What the task asks
The entries below are to be repeated exactly as they stand.

Saved entries:
----

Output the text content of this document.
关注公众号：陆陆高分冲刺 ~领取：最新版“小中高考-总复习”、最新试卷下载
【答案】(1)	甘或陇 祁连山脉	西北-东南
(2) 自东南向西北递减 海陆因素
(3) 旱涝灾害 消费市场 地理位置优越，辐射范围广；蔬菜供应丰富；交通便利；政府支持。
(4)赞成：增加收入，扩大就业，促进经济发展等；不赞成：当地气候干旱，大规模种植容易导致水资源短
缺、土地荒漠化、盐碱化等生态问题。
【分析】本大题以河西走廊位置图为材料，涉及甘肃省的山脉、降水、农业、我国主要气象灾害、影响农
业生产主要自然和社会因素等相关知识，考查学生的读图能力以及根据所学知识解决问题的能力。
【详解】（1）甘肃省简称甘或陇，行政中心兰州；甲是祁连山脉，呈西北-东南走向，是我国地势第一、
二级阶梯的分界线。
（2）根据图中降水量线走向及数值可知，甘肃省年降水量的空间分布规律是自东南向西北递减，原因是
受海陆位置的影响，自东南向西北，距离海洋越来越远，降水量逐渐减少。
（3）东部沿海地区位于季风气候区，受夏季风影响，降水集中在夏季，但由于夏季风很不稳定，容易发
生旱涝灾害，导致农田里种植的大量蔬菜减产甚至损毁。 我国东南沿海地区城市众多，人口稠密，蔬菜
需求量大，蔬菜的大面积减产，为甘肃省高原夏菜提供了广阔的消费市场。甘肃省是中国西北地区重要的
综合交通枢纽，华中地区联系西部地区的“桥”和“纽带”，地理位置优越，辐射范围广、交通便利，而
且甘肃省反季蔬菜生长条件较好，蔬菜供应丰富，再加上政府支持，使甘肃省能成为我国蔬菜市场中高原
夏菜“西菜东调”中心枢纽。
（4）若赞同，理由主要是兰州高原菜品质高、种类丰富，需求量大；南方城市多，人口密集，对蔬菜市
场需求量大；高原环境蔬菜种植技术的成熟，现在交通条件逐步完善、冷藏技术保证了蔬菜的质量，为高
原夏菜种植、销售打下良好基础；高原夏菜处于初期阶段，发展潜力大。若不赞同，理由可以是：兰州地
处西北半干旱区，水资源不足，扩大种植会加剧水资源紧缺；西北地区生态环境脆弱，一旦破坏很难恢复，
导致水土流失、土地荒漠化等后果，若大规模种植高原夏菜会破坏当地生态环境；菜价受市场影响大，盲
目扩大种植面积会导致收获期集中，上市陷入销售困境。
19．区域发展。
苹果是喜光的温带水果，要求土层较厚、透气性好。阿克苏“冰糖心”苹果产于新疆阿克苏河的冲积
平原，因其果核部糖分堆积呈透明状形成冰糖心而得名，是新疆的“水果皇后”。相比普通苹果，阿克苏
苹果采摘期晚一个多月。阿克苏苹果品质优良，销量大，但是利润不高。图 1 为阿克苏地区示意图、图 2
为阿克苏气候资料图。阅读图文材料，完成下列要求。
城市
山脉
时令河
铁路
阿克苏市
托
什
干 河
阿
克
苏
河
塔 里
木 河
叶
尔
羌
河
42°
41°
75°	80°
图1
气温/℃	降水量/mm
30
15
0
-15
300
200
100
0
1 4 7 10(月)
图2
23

----

Output of the exercise
Output the text content of this document.
关注公众号：陆陆高分冲刺 ~领取：最新版“小中高考-总复习”、最新试卷下载
【答案】(1)	甘或陇 祁连山脉	西北-东南
(2) 自东南向西北递减 海陆因素
(3) 旱涝灾害 消费市场 地理位置优越，辐射范围广；蔬菜供应丰富；交通便利；政府支持。
(4)赞成：增加收入，扩大就业，促进经济发展等；不赞成：当地气候干旱，大规模种植容易导致水资源短
缺、土地荒漠化、盐碱化等生态问题。
【分析】本大题以河西走廊位置图为材料，涉及甘肃省的山脉、降水、农业、我国主要气象灾害、影响农
业生产主要自然和社会因素等相关知识，考查学生的读图能力以及根据所学知识解决问题的能力。
【详解】（1）甘肃省简称甘或陇，行政中心兰州；甲是祁连山脉，呈西北-东南走向，是我国地势第一、
二级阶梯的分界线。
（2）根据图中降水量线走向及数值可知，甘肃省年降水量的空间分布规律是自东南向西北递减，原因是
受海陆位置的影响，自东南向西北，距离海洋越来越远，降水量逐渐减少。
（3）东部沿海地区位于季风气候区，受夏季风影响，降水集中在夏季，但由于夏季风很不稳定，容易发
生旱涝灾害，导致农田里种植的大量蔬菜减产甚至损毁。 我国东南沿海地区城市众多，人口稠密，蔬菜
需求量大，蔬菜的大面积减产，为甘肃省高原夏菜提供了广阔的消费市场。甘肃省是中国西北地区重要的
综合交通枢纽，华中地区联系西部地区的“桥”和“纽带”，地理位置优越，辐射范围广、交通便利，而
且甘肃省反季蔬菜生长条件较好，蔬菜供应丰富，再加上政府支持，使甘肃省能成为我国蔬菜市场中高原
夏菜“西菜东调”中心枢纽。
（4）若赞同，理由主要是兰州高原菜品质高、种类丰富，需求量大；南方城市多，人口密集，对蔬菜市
场需求量大；高原环境蔬菜种植技术的成熟，现在交通条件逐步完善、冷藏技术保证了蔬菜的质量，为高
原夏菜种植、销售打下良好基础；高原夏菜处于初期阶段，发展潜力大。若不赞同，理由可以是：兰州地
处西北半干旱区，水资源不足，扩大种植会加剧水资源紧缺；西北地区生态环境脆弱，一旦破坏很难恢复，
导致水土流失、土地荒漠化等后果，若大规模种植高原夏菜会破坏当地生态环境；菜价受市场影响大，盲
目扩大种植面积会导致收获期集中，上市陷入销售困境。
19．区域发展。
苹果是喜光的温带水果，要求土层较厚、透气性好。阿克苏“冰糖心”苹果产于新疆阿克苏河的冲积
平原，因其果核部糖分堆积呈透明状形成冰糖心而得名，是新疆的“水果皇后”。相比普通苹果，阿克苏
苹果采摘期晚一个多月。阿克苏苹果品质优良，销量大，但是利润不高。图 1 为阿克苏地区示意图、图 2
为阿克苏气候资料图。阅读图文材料，完成下列要求。
城市
山脉
时令河
铁路
阿克苏市
托
什
干 河
阿
克
苏
河
塔 里
木 河
叶
尔
羌
河
42°
41°
75°	80°
图1
气温/℃	降水量/mm
30
15
0
-15
300
200
100
0
1 4 7 10(月)
图2
23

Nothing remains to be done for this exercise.